Provided data
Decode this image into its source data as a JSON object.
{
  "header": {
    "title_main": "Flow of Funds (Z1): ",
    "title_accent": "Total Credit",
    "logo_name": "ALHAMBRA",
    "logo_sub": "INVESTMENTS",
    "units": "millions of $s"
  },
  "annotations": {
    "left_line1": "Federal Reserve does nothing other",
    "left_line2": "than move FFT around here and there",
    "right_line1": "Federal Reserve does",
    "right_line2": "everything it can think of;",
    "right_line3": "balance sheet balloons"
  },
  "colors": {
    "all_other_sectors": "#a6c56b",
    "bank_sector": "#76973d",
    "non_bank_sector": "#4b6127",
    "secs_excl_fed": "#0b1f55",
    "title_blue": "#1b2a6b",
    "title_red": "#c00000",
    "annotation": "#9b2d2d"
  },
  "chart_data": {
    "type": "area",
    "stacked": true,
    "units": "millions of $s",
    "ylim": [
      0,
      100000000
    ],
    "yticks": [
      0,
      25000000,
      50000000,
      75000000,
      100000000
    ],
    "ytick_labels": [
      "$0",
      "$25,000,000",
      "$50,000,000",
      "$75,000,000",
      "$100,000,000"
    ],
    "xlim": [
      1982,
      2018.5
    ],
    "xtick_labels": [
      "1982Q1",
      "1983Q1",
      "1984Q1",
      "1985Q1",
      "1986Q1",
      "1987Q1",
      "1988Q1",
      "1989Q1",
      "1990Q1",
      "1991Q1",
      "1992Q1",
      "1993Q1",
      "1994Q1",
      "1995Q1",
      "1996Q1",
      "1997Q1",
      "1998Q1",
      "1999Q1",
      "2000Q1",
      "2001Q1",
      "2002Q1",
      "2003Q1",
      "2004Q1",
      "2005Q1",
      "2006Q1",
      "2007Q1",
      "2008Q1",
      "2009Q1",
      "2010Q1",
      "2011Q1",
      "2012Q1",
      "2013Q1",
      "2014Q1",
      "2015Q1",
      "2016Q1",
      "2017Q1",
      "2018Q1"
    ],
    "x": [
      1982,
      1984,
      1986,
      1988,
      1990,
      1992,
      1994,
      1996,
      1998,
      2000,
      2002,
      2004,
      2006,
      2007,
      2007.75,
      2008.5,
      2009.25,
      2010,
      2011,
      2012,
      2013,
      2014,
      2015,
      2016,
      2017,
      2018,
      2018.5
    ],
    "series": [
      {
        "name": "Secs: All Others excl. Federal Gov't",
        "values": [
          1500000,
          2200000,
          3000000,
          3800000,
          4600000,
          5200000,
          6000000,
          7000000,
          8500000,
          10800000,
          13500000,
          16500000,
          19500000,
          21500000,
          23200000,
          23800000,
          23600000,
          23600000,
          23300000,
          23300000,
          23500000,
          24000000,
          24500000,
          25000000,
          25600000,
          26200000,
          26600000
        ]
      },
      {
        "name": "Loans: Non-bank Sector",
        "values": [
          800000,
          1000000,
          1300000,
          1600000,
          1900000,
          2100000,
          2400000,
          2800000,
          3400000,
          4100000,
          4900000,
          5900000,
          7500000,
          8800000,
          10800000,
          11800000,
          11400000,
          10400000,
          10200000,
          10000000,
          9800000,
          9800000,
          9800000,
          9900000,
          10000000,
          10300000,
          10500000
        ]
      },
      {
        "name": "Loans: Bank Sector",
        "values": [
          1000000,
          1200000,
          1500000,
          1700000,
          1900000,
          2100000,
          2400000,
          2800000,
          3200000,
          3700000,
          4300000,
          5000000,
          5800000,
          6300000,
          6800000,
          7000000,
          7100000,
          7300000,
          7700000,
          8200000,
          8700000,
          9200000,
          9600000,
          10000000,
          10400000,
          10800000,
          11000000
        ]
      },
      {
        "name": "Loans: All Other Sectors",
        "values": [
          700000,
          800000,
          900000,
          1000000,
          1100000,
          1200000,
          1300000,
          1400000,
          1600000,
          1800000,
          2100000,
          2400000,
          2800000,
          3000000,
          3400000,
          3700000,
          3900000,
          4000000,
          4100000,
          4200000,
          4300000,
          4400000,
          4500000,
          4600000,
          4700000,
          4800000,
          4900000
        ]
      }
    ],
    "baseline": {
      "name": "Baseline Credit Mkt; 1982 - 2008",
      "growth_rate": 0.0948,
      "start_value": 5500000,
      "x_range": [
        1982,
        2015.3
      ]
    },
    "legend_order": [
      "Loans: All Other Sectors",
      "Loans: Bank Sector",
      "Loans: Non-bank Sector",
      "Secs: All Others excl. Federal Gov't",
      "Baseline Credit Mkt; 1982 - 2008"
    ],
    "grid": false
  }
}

Exercise
Scan the records for the string "millions". Copy each line in which it appears.

Result for this task
    "units": "millions of $s"
    "units": "millions of $s",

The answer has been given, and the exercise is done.